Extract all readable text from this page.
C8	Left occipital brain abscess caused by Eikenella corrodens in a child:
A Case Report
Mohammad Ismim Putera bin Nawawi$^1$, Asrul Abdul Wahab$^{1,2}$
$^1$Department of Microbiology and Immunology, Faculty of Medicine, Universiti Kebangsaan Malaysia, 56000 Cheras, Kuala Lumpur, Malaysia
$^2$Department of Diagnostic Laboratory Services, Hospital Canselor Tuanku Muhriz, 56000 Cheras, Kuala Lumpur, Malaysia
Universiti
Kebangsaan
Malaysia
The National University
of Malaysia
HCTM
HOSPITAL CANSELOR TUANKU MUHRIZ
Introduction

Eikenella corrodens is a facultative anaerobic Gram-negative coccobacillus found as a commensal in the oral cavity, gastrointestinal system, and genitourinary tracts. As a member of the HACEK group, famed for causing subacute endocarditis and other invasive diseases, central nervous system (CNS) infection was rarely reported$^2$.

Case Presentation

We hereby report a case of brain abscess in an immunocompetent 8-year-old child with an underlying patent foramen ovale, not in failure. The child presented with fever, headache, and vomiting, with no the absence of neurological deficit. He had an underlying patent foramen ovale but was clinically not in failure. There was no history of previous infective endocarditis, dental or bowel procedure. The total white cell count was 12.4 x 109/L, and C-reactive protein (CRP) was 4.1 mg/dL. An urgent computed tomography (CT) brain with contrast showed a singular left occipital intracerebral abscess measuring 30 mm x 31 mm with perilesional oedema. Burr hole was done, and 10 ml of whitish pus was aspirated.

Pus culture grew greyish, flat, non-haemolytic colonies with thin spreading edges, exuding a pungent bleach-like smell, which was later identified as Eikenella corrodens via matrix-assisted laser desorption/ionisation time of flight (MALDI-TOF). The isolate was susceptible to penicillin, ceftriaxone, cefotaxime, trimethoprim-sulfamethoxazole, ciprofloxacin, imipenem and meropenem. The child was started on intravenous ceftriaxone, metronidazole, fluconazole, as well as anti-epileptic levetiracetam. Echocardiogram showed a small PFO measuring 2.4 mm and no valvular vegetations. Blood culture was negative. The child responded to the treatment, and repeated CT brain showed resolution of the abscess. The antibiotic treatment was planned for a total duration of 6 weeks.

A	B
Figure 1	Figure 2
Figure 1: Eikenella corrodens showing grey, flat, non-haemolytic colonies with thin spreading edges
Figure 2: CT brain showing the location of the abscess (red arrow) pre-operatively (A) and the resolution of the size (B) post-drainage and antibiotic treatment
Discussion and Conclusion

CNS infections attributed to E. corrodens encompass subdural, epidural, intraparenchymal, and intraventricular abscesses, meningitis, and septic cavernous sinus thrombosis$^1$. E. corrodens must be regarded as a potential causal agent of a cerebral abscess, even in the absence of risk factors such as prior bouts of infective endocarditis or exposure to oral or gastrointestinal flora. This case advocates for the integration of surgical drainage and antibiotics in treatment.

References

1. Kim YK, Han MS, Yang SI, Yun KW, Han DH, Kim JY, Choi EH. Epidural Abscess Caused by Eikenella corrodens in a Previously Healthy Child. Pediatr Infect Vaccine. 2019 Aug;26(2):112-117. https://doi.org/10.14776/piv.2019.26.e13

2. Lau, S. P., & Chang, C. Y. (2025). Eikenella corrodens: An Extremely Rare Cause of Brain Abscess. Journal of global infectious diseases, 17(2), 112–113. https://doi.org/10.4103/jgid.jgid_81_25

> REQUIRED WORK: Return every line in the listing that contains the word "Universiti".

> RESPONSE BOX:
$^1$Department of Microbiology and Immunology, Faculty of Medicine, Universiti Kebangsaan Malaysia, 56000 Cheras, Kuala Lumpur, Malaysia
Universiti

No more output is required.